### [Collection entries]
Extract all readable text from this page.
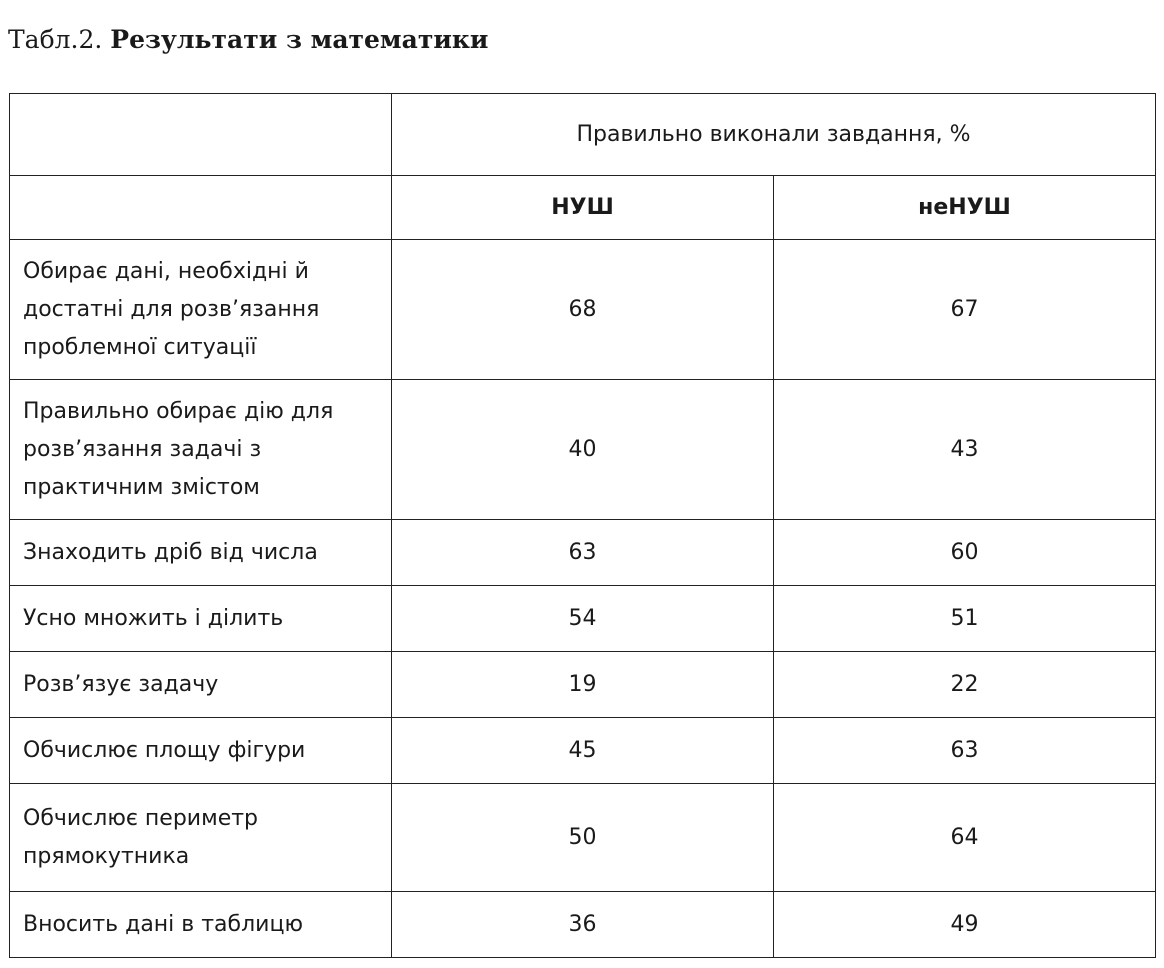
Табл.2. Результати з математики
	Правильно виконали завдання, %	
	НУШ	неНУШ
Обирає дані, необхідні й достатні для розв’язання проблемної ситуації	68	67
Правильно обирає дію для розв’язання задачі з практичним змістом	40	43
Знаходить дріб від числа	63	60
Усно множить і ділить	54	51
Розв’язує задачу	19	22
Обчислює площу фігури	45	63
Обчислює периметр прямокутника	50	64
Вносить дані в таблицю	36	49
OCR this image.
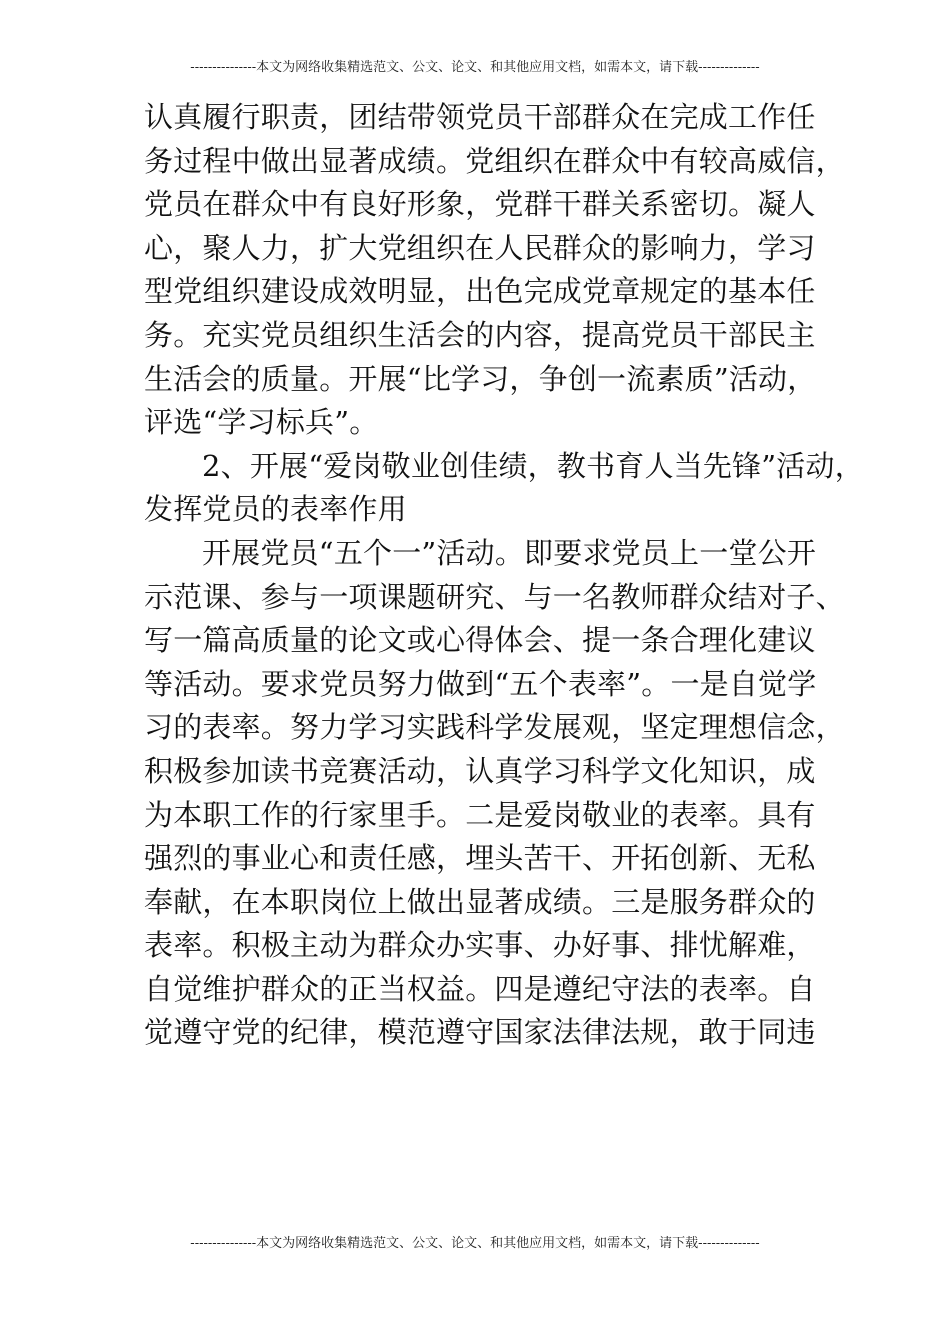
---------------本文为网络收集精选范文、公文、论文、和其他应用文档，如需本文，请下载--------------
认真履行职责，团结带领党员干部群众在完成工作任
务过程中做出显著成绩。党组织在群众中有较高威信，
党员在群众中有良好形象，党群干群关系密切。凝人
心，聚人力，扩大党组织在人民群众的影响力，学习
型党组织建设成效明显，出色完成党章规定的基本任
务。充实党员组织生活会的内容，提高党员干部民主
生活会的质量。开展“比学习，争创一流素质”活动，
评选“学习标兵”。
2、开展“爱岗敬业创佳绩，教书育人当先锋”活动，
发挥党员的表率作用
开展党员“五个一”活动。即要求党员上一堂公开
示范课、参与一项课题研究、与一名教师群众结对子、
写一篇高质量的论文或心得体会、提一条合理化建议
等活动。要求党员努力做到“五个表率”。一是自觉学
习的表率。努力学习实践科学发展观，坚定理想信念，
积极参加读书竞赛活动，认真学习科学文化知识，成
为本职工作的行家里手。二是爱岗敬业的表率。具有
强烈的事业心和责任感，埋头苦干、开拓创新、无私
奉献，在本职岗位上做出显著成绩。三是服务群众的
表率。积极主动为群众办实事、办好事、排忧解难，
自觉维护群众的正当权益。四是遵纪守法的表率。自
觉遵守党的纪律，模范遵守国家法律法规，敢于同违
---------------本文为网络收集精选范文、公文、论文、和其他应用文档，如需本文，请下载--------------
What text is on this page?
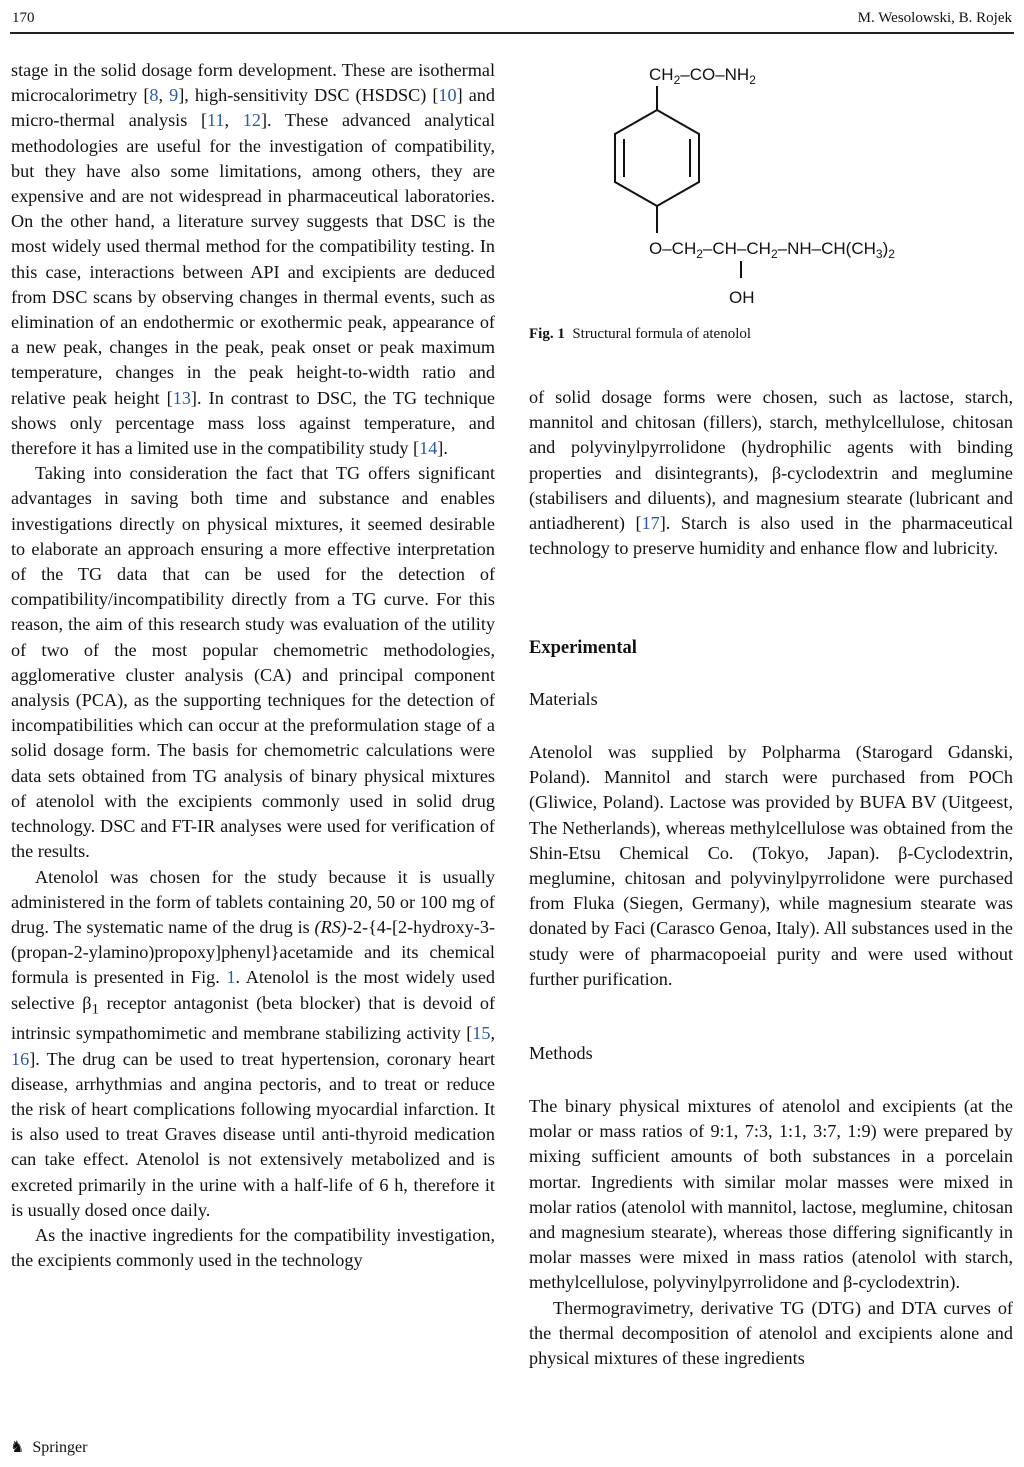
170	M. Wesolowski, B. Rojek

stage in the solid dosage form development. These are isothermal microcalorimetry [8, 9], high-sensitivity DSC (HSDSC) [10] and micro-thermal analysis [11, 12]. These advanced analytical methodologies are useful for the investigation of compatibility, but they have also some limitations, among others, they are expensive and are not widespread in pharmaceutical laboratories. On the other hand, a literature survey suggests that DSC is the most widely used thermal method for the compatibility testing. In this case, interactions between API and excipients are deduced from DSC scans by observing changes in thermal events, such as elimination of an endothermic or exothermic peak, appearance of a new peak, changes in the peak, peak onset or peak maximum temperature, changes in the peak height-to-width ratio and relative peak height [13]. In contrast to DSC, the TG technique shows only percentage mass loss against temperature, and therefore it has a limited use in the compatibility study [14].

Taking into consideration the fact that TG offers significant advantages in saving both time and substance and enables investigations directly on physical mixtures, it seemed desirable to elaborate an approach ensuring a more effective interpretation of the TG data that can be used for the detection of compatibility/incompatibility directly from a TG curve. For this reason, the aim of this research study was evaluation of the utility of two of the most popular chemometric methodologies, agglomerative cluster analysis (CA) and principal component analysis (PCA), as the supporting techniques for the detection of incompatibilities which can occur at the preformulation stage of a solid dosage form. The basis for chemometric calculations were data sets obtained from TG analysis of binary physical mixtures of atenolol with the excipients commonly used in solid drug technology. DSC and FT-IR analyses were used for verification of the results.

Atenolol was chosen for the study because it is usually administered in the form of tablets containing 20, 50 or 100 mg of drug. The systematic name of the drug is (RS)-2-{4-[2-hydroxy-3-(propan-2-ylamino)propoxy]phenyl}acetamide and its chemical formula is presented in Fig. 1. Atenolol is the most widely used selective $\beta_1$ receptor antagonist (beta blocker) that is devoid of intrinsic sympathomimetic and membrane stabilizing activity [15, 16]. The drug can be used to treat hypertension, coronary heart disease, arrhythmias and angina pectoris, and to treat or reduce the risk of heart complications following myocardial infarction. It is also used to treat Graves disease until anti-thyroid medication can take effect. Atenolol is not extensively metabolized and is excreted primarily in the urine with a half-life of 6 h, therefore it is usually dosed once daily.

As the inactive ingredients for the compatibility investigation, the excipients commonly used in the technology

$CH_2-CO-NH_2$
$O-CH_2-CH-CH_2-NH-CH(CH_3)_2$
OH
Fig. 1 Structural formula of atenolol

of solid dosage forms were chosen, such as lactose, starch, mannitol and chitosan (fillers), starch, methylcellulose, chitosan and polyvinylpyrrolidone (hydrophilic agents with binding properties and disintegrants), β-cyclodextrin and meglumine (stabilisers and diluents), and magnesium stearate (lubricant and antiadherent) [17]. Starch is also used in the pharmaceutical technology to preserve humidity and enhance flow and lubricity.

Experimental
Materials

Atenolol was supplied by Polpharma (Starogard Gdanski, Poland). Mannitol and starch were purchased from POCh (Gliwice, Poland). Lactose was provided by BUFA BV (Uitgeest, The Netherlands), whereas methylcellulose was obtained from the Shin-Etsu Chemical Co. (Tokyo, Japan). β-Cyclodextrin, meglumine, chitosan and polyvinylpyrrolidone were purchased from Fluka (Siegen, Germany), while magnesium stearate was donated by Faci (Carasco Genoa, Italy). All substances used in the study were of pharmacopoeial purity and were used without further purification.

Methods

The binary physical mixtures of atenolol and excipients (at the molar or mass ratios of 9:1, 7:3, 1:1, 3:7, 1:9) were prepared by mixing sufficient amounts of both substances in a porcelain mortar. Ingredients with similar molar masses were mixed in molar ratios (atenolol with mannitol, lactose, meglumine, chitosan and magnesium stearate), whereas those differing significantly in molar masses were mixed in mass ratios (atenolol with starch, methylcellulose, polyvinylpyrrolidone and β-cyclodextrin).

Thermogravimetry, derivative TG (DTG) and DTA curves of the thermal decomposition of atenolol and excipients alone and physical mixtures of these ingredients

♞ Springer
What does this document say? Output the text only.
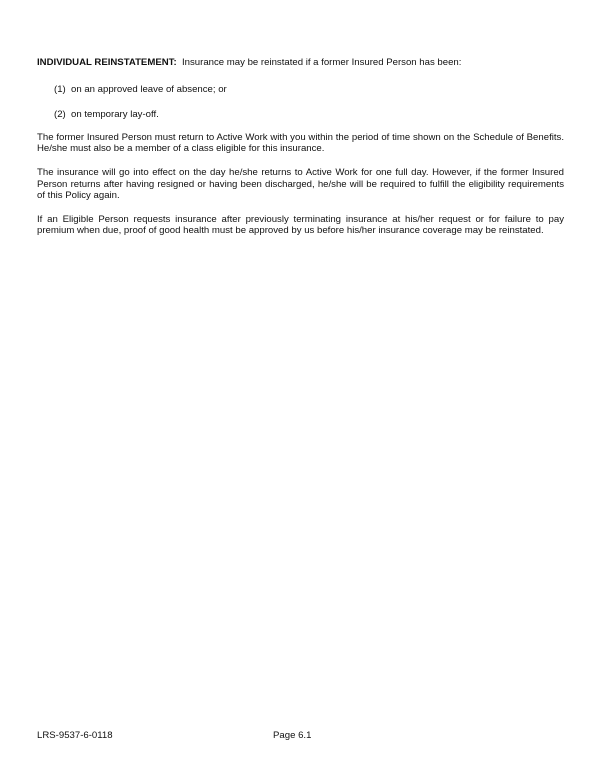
INDIVIDUAL REINSTATEMENT: Insurance may be reinstated if a former Insured Person has been:

(1) on an approved leave of absence; or

(2) on temporary lay-off.

The former Insured Person must return to Active Work with you within the period of time shown on the Schedule of Benefits. He/she must also be a member of a class eligible for this insurance.

The insurance will go into effect on the day he/she returns to Active Work for one full day. However, if the former Insured Person returns after having resigned or having been discharged, he/she will be required to fulfill the eligibility requirements of this Policy again.

If an Eligible Person requests insurance after previously terminating insurance at his/her request or for failure to pay premium when due, proof of good health must be approved by us before his/her insurance coverage may be reinstated.

LRS-9537-6-0118	Page 6.1
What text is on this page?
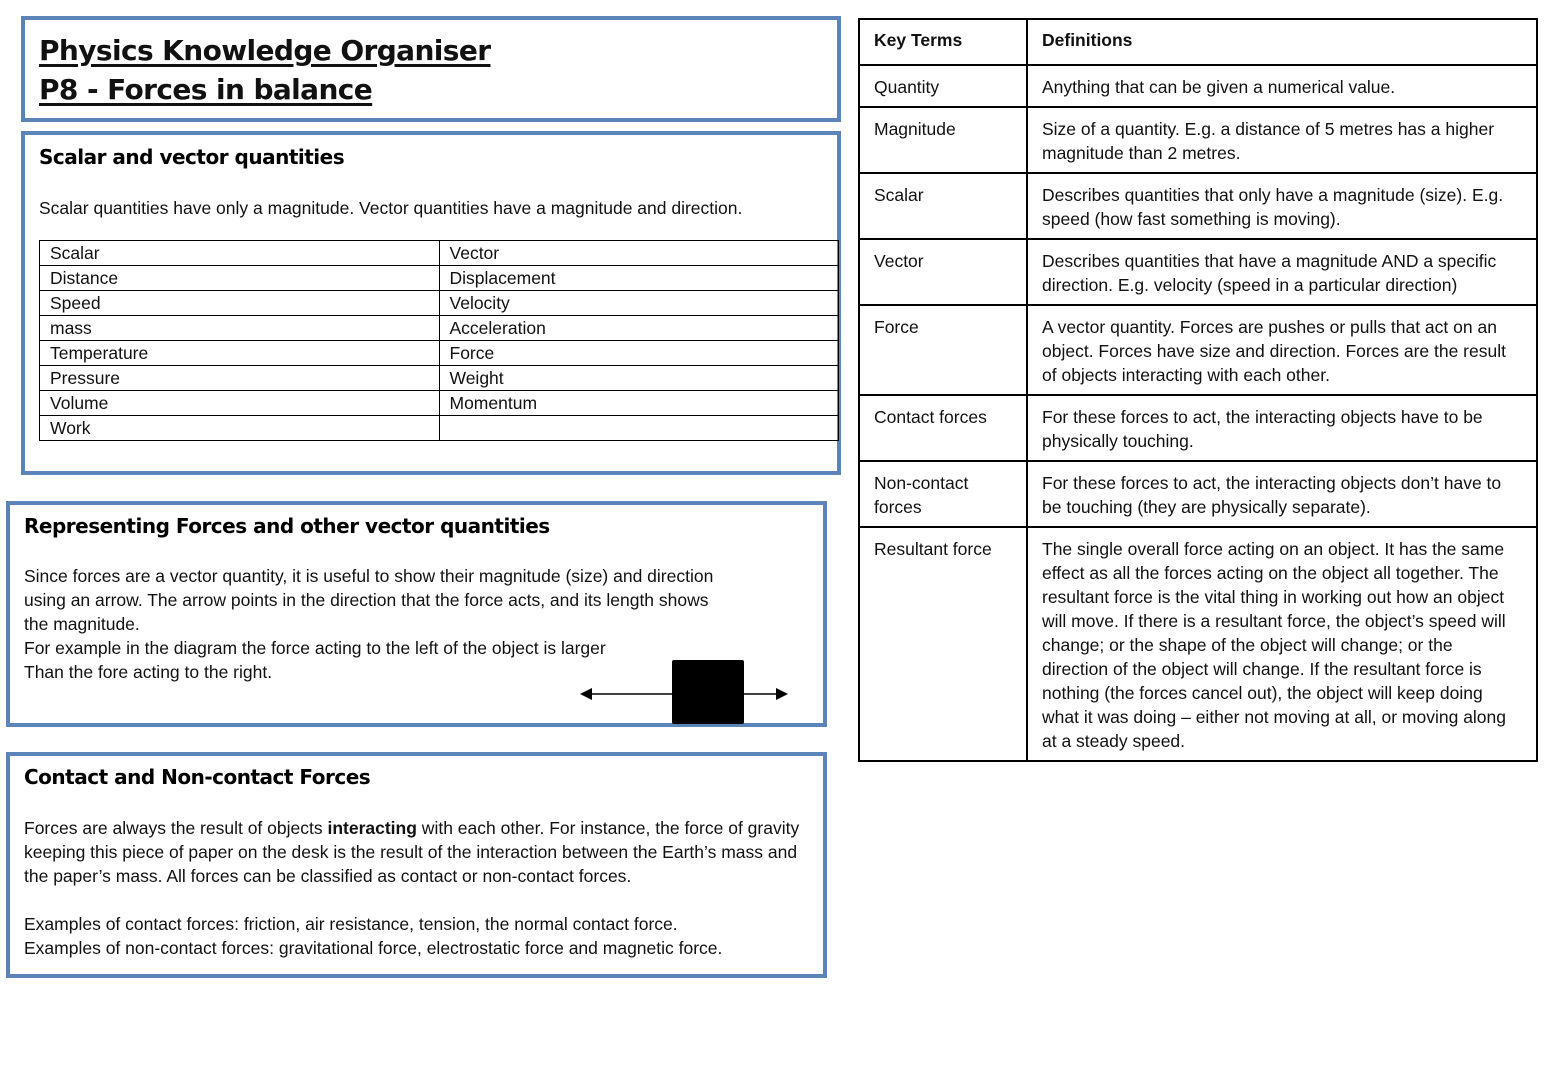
Physics Knowledge Organiser
P8 - Forces in balance
Scalar and vector quantities
Scalar quantities have only a magnitude. Vector quantities have a magnitude and direction.
Scalar	Vector
Distance	Displacement
Speed	Velocity
mass	Acceleration
Temperature	Force
Pressure	Weight
Volume	Momentum
Work	
Representing Forces and other vector quantities
Since forces are a vector quantity, it is useful to show their magnitude (size) and direction
using an arrow. The arrow points in the direction that the force acts, and its length shows
the magnitude.
For example in the diagram the force acting to the left of the object is larger
Than the fore acting to the right.
Contact and Non-contact Forces
Forces are always the result of objects interacting with each other. For instance, the force of gravity keeping this piece of paper on the desk is the result of the interaction between the Earth’s mass and the paper’s mass. All forces can be classified as contact or non-contact forces.
Examples of contact forces: friction, air resistance, tension, the normal contact force.
Examples of non-contact forces: gravitational force, electrostatic force and magnetic force.
Key Terms	Definitions
Quantity	Anything that can be given a numerical value.
Magnitude	Size of a quantity. E.g. a distance of 5 metres has a higher magnitude than 2 metres.
Scalar	Describes quantities that only have a magnitude (size). E.g. speed (how fast something is moving).
Vector	Describes quantities that have a magnitude AND a specific direction. E.g. velocity (speed in a particular direction)
Force	A vector quantity. Forces are pushes or pulls that act on an object. Forces have size and direction. Forces are the result of objects interacting with each other.
Contact forces	For these forces to act, the interacting objects have to be physically touching.
Non-contact forces	For these forces to act, the interacting objects don’t have to be touching (they are physically separate).
Resultant force	The single overall force acting on an object. It has the same effect as all the forces acting on the object all together. The resultant force is the vital thing in working out how an object will move. If there is a resultant force, the object’s speed will change; or the shape of the object will change; or the direction of the object will change. If the resultant force is nothing (the forces cancel out), the object will keep doing what it was doing – either not moving at all, or moving along at a steady speed.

### [Set task]
Wherever "Обчислює" shows up in a line, copy that line.

### [Output of the task]
Обчислює площу фігури	45	63
Обчислює периметр прямокутника	50	64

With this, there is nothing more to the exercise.